What you should do = Copy out every line that contains the word "AARLT".

···

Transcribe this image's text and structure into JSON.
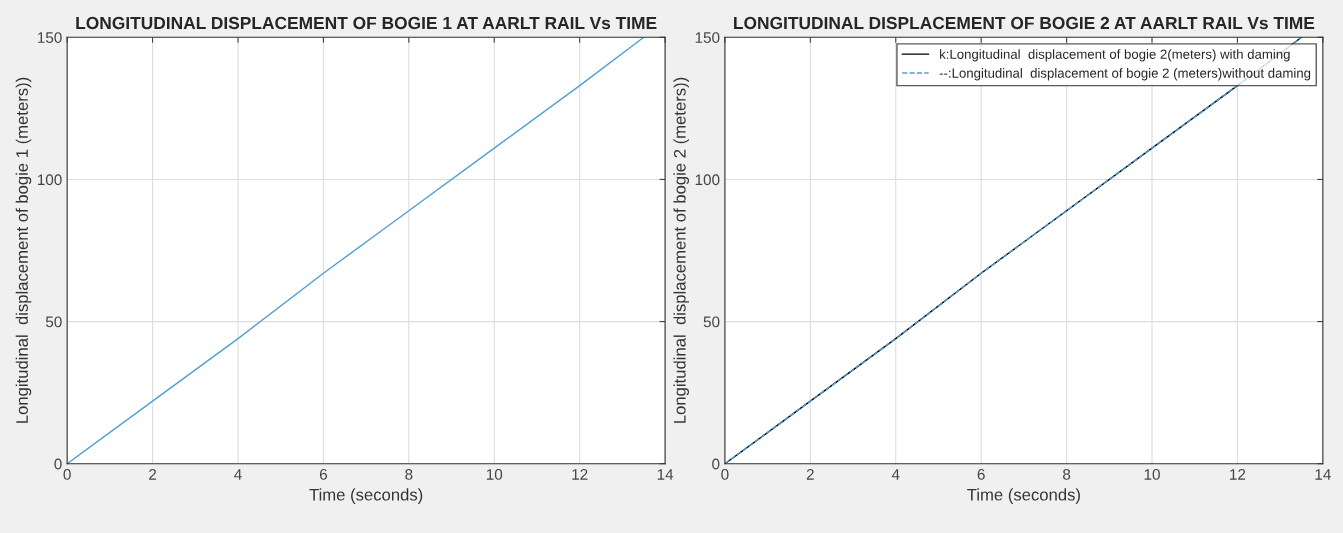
{
  "chart_data": [
    {
      "type": "line",
      "title": "LONGITUDINAL DISPLACEMENT OF BOGIE 1 AT AARLT RAIL Vs TIME",
      "xlabel": "Time (seconds)",
      "ylabel": "Longitudinal  displacement of bogie 1 (meters))",
      "x": [
        0,
        2,
        4,
        6,
        8,
        10,
        12,
        13.5
      ],
      "series": [
        {
          "color": "#4f9fd4",
          "values": [
            0,
            22,
            44,
            67,
            89,
            111,
            133,
            150
          ]
        }
      ],
      "xlim": [
        0,
        14
      ],
      "ylim": [
        0,
        150
      ],
      "xticks": [
        0,
        2,
        4,
        6,
        8,
        10,
        12,
        14
      ],
      "yticks": [
        0,
        50,
        100,
        150
      ],
      "grid": true,
      "line_style": "solid"
    },
    {
      "type": "line",
      "title": "LONGITUDINAL DISPLACEMENT OF BOGIE 2 AT AARLT RAIL Vs TIME",
      "xlabel": "Time (seconds)",
      "ylabel": "Longitudinal  displacement of bogie 2 (meters))",
      "x": [
        0,
        2,
        4,
        6,
        8,
        10,
        12,
        13.5
      ],
      "series": [
        {
          "name": "k:Longitudinal  displacement of bogie 2(meters) with daming",
          "color": "#000000",
          "line_style": "solid",
          "values": [
            0,
            22,
            44,
            67,
            89,
            111,
            133,
            150
          ]
        },
        {
          "name": "--:Longitudinal  displacement of bogie 2 (meters)without daming",
          "color": "#4f9fd4",
          "line_style": "dashed",
          "values": [
            0,
            22,
            44,
            67,
            89,
            111,
            133,
            150
          ]
        }
      ],
      "xlim": [
        0,
        14
      ],
      "ylim": [
        0,
        150
      ],
      "xticks": [
        0,
        2,
        4,
        6,
        8,
        10,
        12,
        14
      ],
      "yticks": [
        0,
        50,
        100,
        150
      ],
      "grid": true,
      "legend": "top right"
    }
  ]
}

···

Written answer =
      "title": "LONGITUDINAL DISPLACEMENT OF BOGIE 1 AT AARLT RAIL Vs TIME",
      "title": "LONGITUDINAL DISPLACEMENT OF BOGIE 2 AT AARLT RAIL Vs TIME",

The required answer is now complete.